[Start of Dataset entries]

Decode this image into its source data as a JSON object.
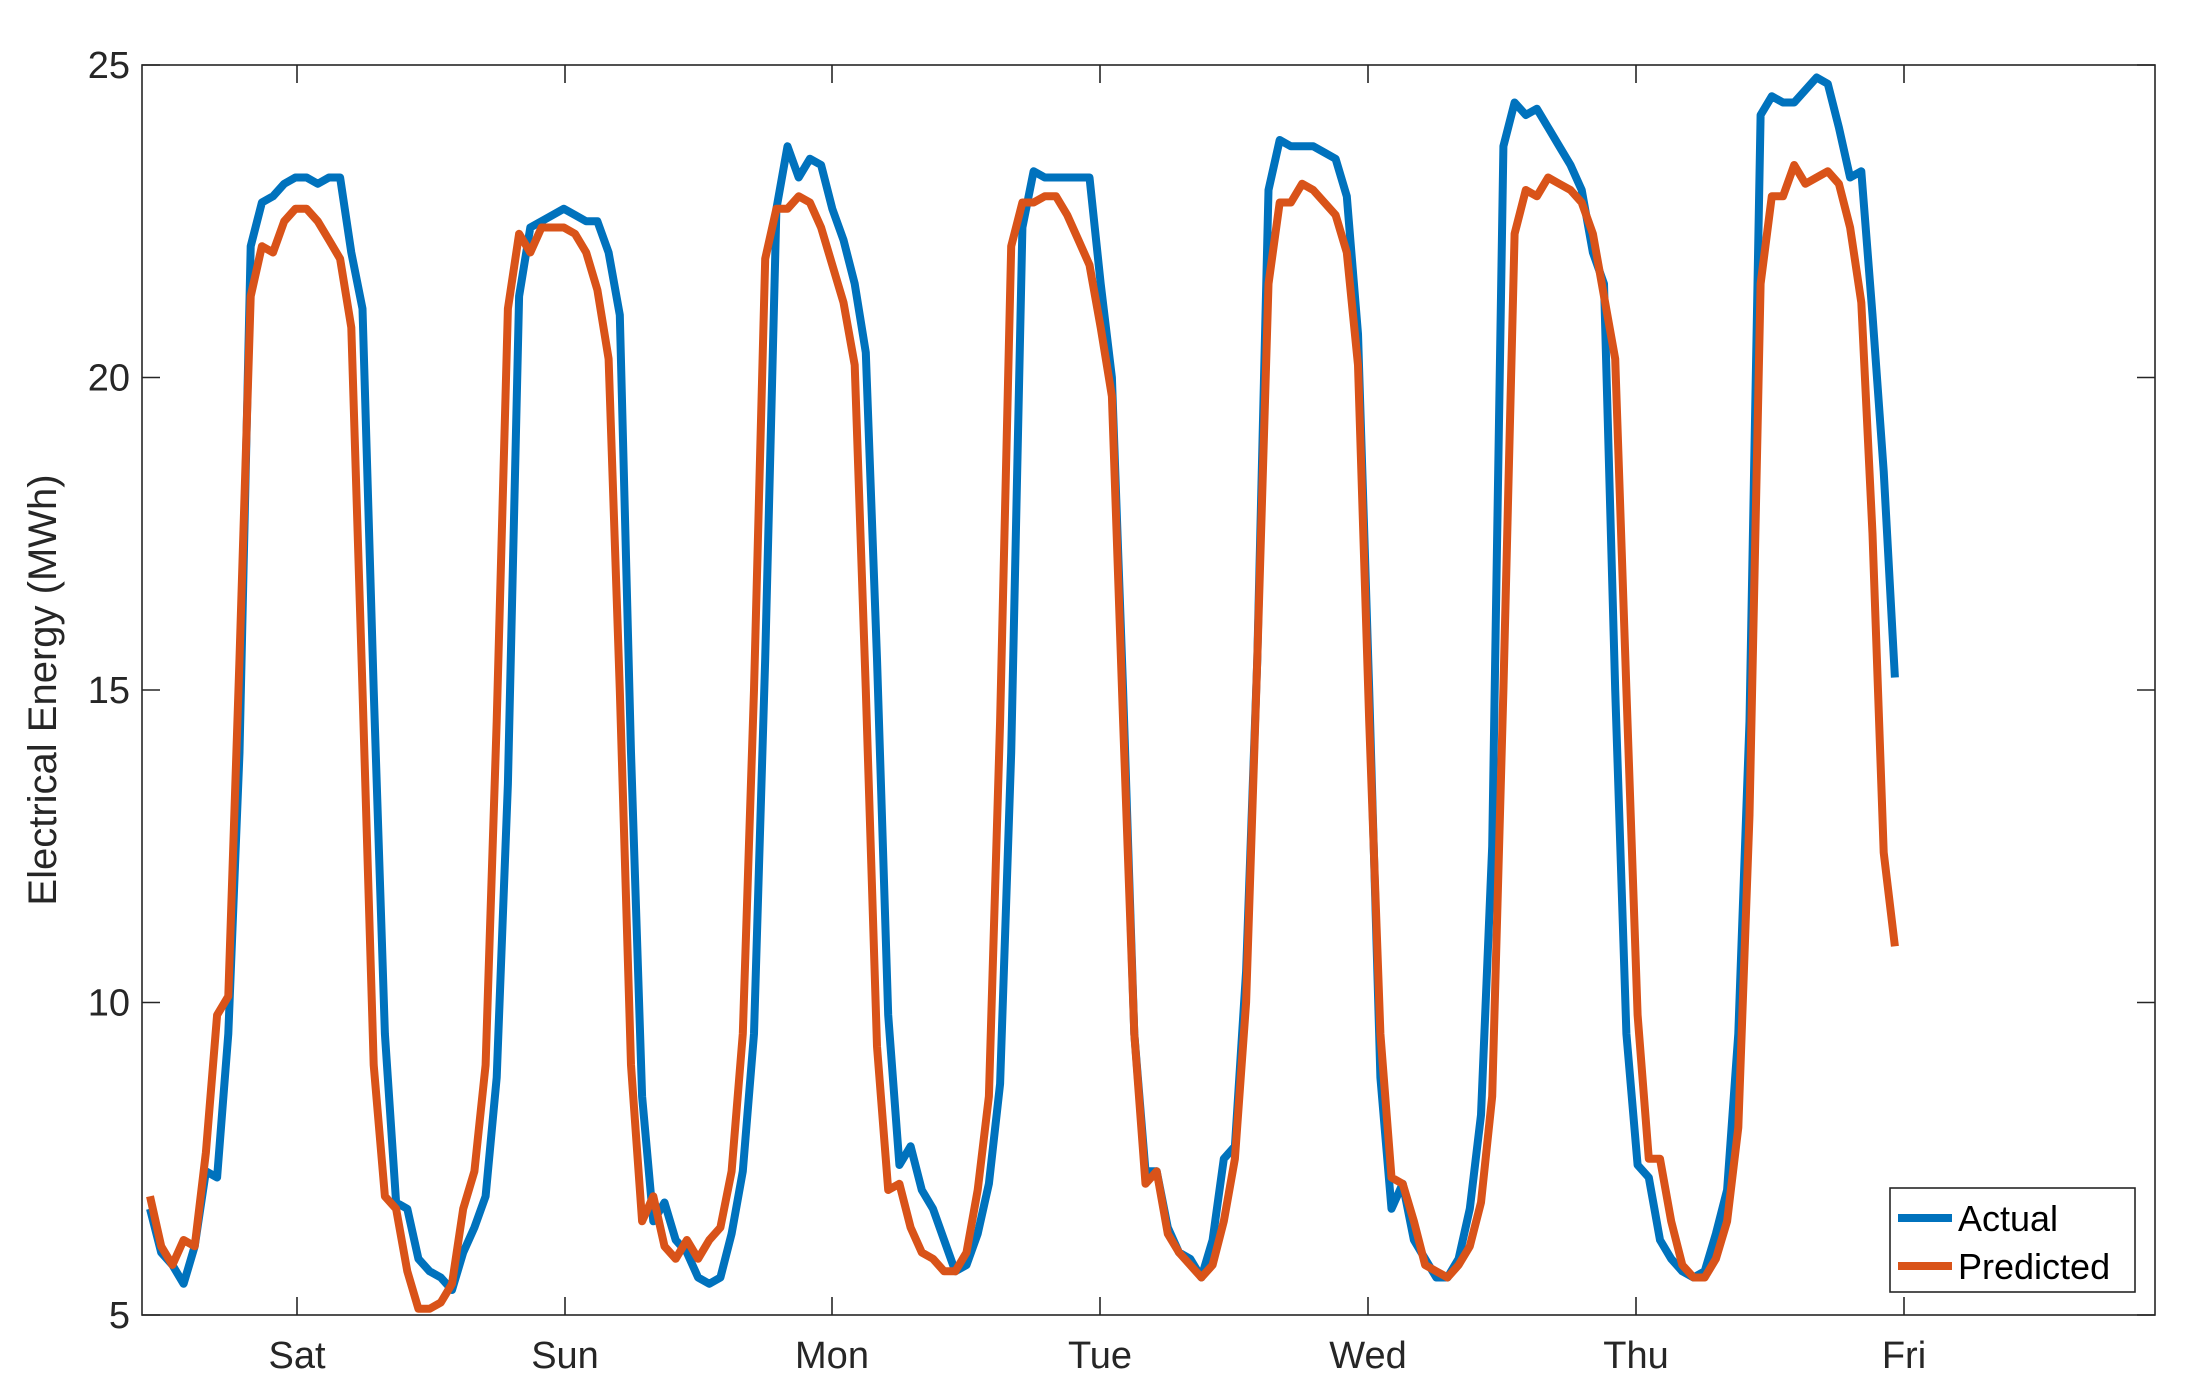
{
  "chart_data": {
    "type": "line",
    "ylabel": "Electrical Energy (MWh)",
    "ylim": [
      5,
      25
    ],
    "yticks": [
      5,
      10,
      15,
      20,
      25
    ],
    "xticks": [
      "Sat",
      "Sun",
      "Mon",
      "Tue",
      "Wed",
      "Thu",
      "Fri"
    ],
    "grid": false,
    "legend_position": "bottom-right",
    "series": [
      {
        "name": "Actual",
        "color": "#0072BD",
        "values": [
          6.7,
          6.0,
          5.8,
          5.5,
          6.1,
          7.3,
          7.2,
          9.5,
          14.0,
          22.1,
          22.8,
          22.9,
          23.1,
          23.2,
          23.2,
          23.1,
          23.2,
          23.2,
          22.0,
          21.1,
          15.0,
          9.5,
          6.8,
          6.7,
          5.9,
          5.7,
          5.6,
          5.4,
          6.0,
          6.4,
          6.9,
          8.8,
          13.5,
          21.3,
          22.4,
          22.5,
          22.6,
          22.7,
          22.6,
          22.5,
          22.5,
          22.0,
          21.0,
          14.0,
          8.5,
          6.5,
          6.8,
          6.2,
          6.0,
          5.6,
          5.5,
          5.6,
          6.3,
          7.3,
          9.5,
          15.5,
          22.7,
          23.7,
          23.2,
          23.5,
          23.4,
          22.7,
          22.2,
          21.5,
          20.4,
          15.5,
          9.8,
          7.4,
          7.7,
          7.0,
          6.7,
          6.2,
          5.7,
          5.8,
          6.3,
          7.1,
          8.7,
          14.0,
          22.4,
          23.3,
          23.2,
          23.2,
          23.2,
          23.2,
          23.2,
          21.5,
          20.0,
          15.0,
          9.5,
          7.3,
          7.3,
          6.4,
          6.0,
          5.9,
          5.6,
          6.2,
          7.5,
          7.7,
          10.5,
          15.5,
          23.0,
          23.8,
          23.7,
          23.7,
          23.7,
          23.6,
          23.5,
          22.9,
          20.7,
          15.0,
          8.8,
          6.7,
          7.1,
          6.2,
          5.9,
          5.6,
          5.6,
          5.9,
          6.7,
          8.2,
          12.5,
          23.7,
          24.4,
          24.2,
          24.3,
          24.0,
          23.7,
          23.4,
          23.0,
          22.0,
          21.5,
          15.0,
          9.5,
          7.4,
          7.2,
          6.2,
          5.9,
          5.7,
          5.6,
          5.7,
          6.3,
          7.0,
          9.5,
          14.5,
          24.2,
          24.5,
          24.4,
          24.4,
          24.6,
          24.8,
          24.7,
          24.0,
          23.2,
          23.3,
          21.0,
          18.5,
          15.2
        ]
      },
      {
        "name": "Predicted",
        "color": "#D95319",
        "values": [
          6.9,
          6.1,
          5.8,
          6.2,
          6.1,
          7.6,
          9.8,
          10.1,
          15.5,
          21.3,
          22.1,
          22.0,
          22.5,
          22.7,
          22.7,
          22.5,
          22.2,
          21.9,
          20.8,
          15.0,
          9.0,
          6.9,
          6.7,
          5.7,
          5.1,
          5.1,
          5.2,
          5.5,
          6.7,
          7.3,
          9.0,
          14.5,
          21.1,
          22.3,
          22.0,
          22.4,
          22.4,
          22.4,
          22.3,
          22.0,
          21.4,
          20.3,
          15.0,
          9.0,
          6.5,
          6.9,
          6.1,
          5.9,
          6.2,
          5.9,
          6.2,
          6.4,
          7.3,
          9.5,
          15.0,
          21.9,
          22.7,
          22.7,
          22.9,
          22.8,
          22.4,
          21.8,
          21.2,
          20.2,
          15.0,
          9.3,
          7.0,
          7.1,
          6.4,
          6.0,
          5.9,
          5.7,
          5.7,
          6.0,
          7.0,
          8.5,
          14.5,
          22.1,
          22.8,
          22.8,
          22.9,
          22.9,
          22.6,
          22.2,
          21.8,
          20.8,
          19.7,
          14.5,
          9.5,
          7.1,
          7.3,
          6.3,
          6.0,
          5.8,
          5.6,
          5.8,
          6.5,
          7.5,
          10.0,
          15.5,
          21.5,
          22.8,
          22.8,
          23.1,
          23.0,
          22.8,
          22.6,
          22.0,
          20.2,
          14.5,
          9.5,
          7.2,
          7.1,
          6.5,
          5.8,
          5.7,
          5.6,
          5.8,
          6.1,
          6.8,
          8.5,
          15.0,
          22.3,
          23.0,
          22.9,
          23.2,
          23.1,
          23.0,
          22.8,
          22.3,
          21.3,
          20.3,
          15.0,
          9.8,
          7.5,
          7.5,
          6.5,
          5.8,
          5.6,
          5.6,
          5.9,
          6.5,
          8.0,
          13.0,
          21.5,
          22.9,
          22.9,
          23.4,
          23.1,
          23.2,
          23.3,
          23.1,
          22.4,
          21.2,
          17.5,
          12.4,
          10.9
        ]
      }
    ]
  }
}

[End of Dataset entries]

◆ **Written exercise**: Above are the records; reproduce them exactly and leave out the pictures.

◆ **Task output**:
Decode this image into its source data as a JSON object.
{
  "chart_data": {
    "type": "line",
    "ylabel": "Electrical Energy (MWh)",
    "ylim": [
      5,
      25
    ],
    "yticks": [
      5,
      10,
      15,
      20,
      25
    ],
    "xticks": [
      "Sat",
      "Sun",
      "Mon",
      "Tue",
      "Wed",
      "Thu",
      "Fri"
    ],
    "grid": false,
    "legend_position": "bottom-right",
    "series": [
      {
        "name": "Actual",
        "color": "#0072BD",
        "values": [
          6.7,
          6.0,
          5.8,
          5.5,
          6.1,
          7.3,
          7.2,
          9.5,
          14.0,
          22.1,
          22.8,
          22.9,
          23.1,
          23.2,
          23.2,
          23.1,
          23.2,
          23.2,
          22.0,
          21.1,
          15.0,
          9.5,
          6.8,
          6.7,
          5.9,
          5.7,
          5.6,
          5.4,
          6.0,
          6.4,
          6.9,
          8.8,
          13.5,
          21.3,
          22.4,
          22.5,
          22.6,
          22.7,
          22.6,
          22.5,
          22.5,
          22.0,
          21.0,
          14.0,
          8.5,
          6.5,
          6.8,
          6.2,
          6.0,
          5.6,
          5.5,
          5.6,
          6.3,
          7.3,
          9.5,
          15.5,
          22.7,
          23.7,
          23.2,
          23.5,
          23.4,
          22.7,
          22.2,
          21.5,
          20.4,
          15.5,
          9.8,
          7.4,
          7.7,
          7.0,
          6.7,
          6.2,
          5.7,
          5.8,
          6.3,
          7.1,
          8.7,
          14.0,
          22.4,
          23.3,
          23.2,
          23.2,
          23.2,
          23.2,
          23.2,
          21.5,
          20.0,
          15.0,
          9.5,
          7.3,
          7.3,
          6.4,
          6.0,
          5.9,
          5.6,
          6.2,
          7.5,
          7.7,
          10.5,
          15.5,
          23.0,
          23.8,
          23.7,
          23.7,
          23.7,
          23.6,
          23.5,
          22.9,
          20.7,
          15.0,
          8.8,
          6.7,
          7.1,
          6.2,
          5.9,
          5.6,
          5.6,
          5.9,
          6.7,
          8.2,
          12.5,
          23.7,
          24.4,
          24.2,
          24.3,
          24.0,
          23.7,
          23.4,
          23.0,
          22.0,
          21.5,
          15.0,
          9.5,
          7.4,
          7.2,
          6.2,
          5.9,
          5.7,
          5.6,
          5.7,
          6.3,
          7.0,
          9.5,
          14.5,
          24.2,
          24.5,
          24.4,
          24.4,
          24.6,
          24.8,
          24.7,
          24.0,
          23.2,
          23.3,
          21.0,
          18.5,
          15.2
        ]
      },
      {
        "name": "Predicted",
        "color": "#D95319",
        "values": [
          6.9,
          6.1,
          5.8,
          6.2,
          6.1,
          7.6,
          9.8,
          10.1,
          15.5,
          21.3,
          22.1,
          22.0,
          22.5,
          22.7,
          22.7,
          22.5,
          22.2,
          21.9,
          20.8,
          15.0,
          9.0,
          6.9,
          6.7,
          5.7,
          5.1,
          5.1,
          5.2,
          5.5,
          6.7,
          7.3,
          9.0,
          14.5,
          21.1,
          22.3,
          22.0,
          22.4,
          22.4,
          22.4,
          22.3,
          22.0,
          21.4,
          20.3,
          15.0,
          9.0,
          6.5,
          6.9,
          6.1,
          5.9,
          6.2,
          5.9,
          6.2,
          6.4,
          7.3,
          9.5,
          15.0,
          21.9,
          22.7,
          22.7,
          22.9,
          22.8,
          22.4,
          21.8,
          21.2,
          20.2,
          15.0,
          9.3,
          7.0,
          7.1,
          6.4,
          6.0,
          5.9,
          5.7,
          5.7,
          6.0,
          7.0,
          8.5,
          14.5,
          22.1,
          22.8,
          22.8,
          22.9,
          22.9,
          22.6,
          22.2,
          21.8,
          20.8,
          19.7,
          14.5,
          9.5,
          7.1,
          7.3,
          6.3,
          6.0,
          5.8,
          5.6,
          5.8,
          6.5,
          7.5,
          10.0,
          15.5,
          21.5,
          22.8,
          22.8,
          23.1,
          23.0,
          22.8,
          22.6,
          22.0,
          20.2,
          14.5,
          9.5,
          7.2,
          7.1,
          6.5,
          5.8,
          5.7,
          5.6,
          5.8,
          6.1,
          6.8,
          8.5,
          15.0,
          22.3,
          23.0,
          22.9,
          23.2,
          23.1,
          23.0,
          22.8,
          22.3,
          21.3,
          20.3,
          15.0,
          9.8,
          7.5,
          7.5,
          6.5,
          5.8,
          5.6,
          5.6,
          5.9,
          6.5,
          8.0,
          13.0,
          21.5,
          22.9,
          22.9,
          23.4,
          23.1,
          23.2,
          23.3,
          23.1,
          22.4,
          21.2,
          17.5,
          12.4,
          10.9
        ]
      }
    ]
  }
}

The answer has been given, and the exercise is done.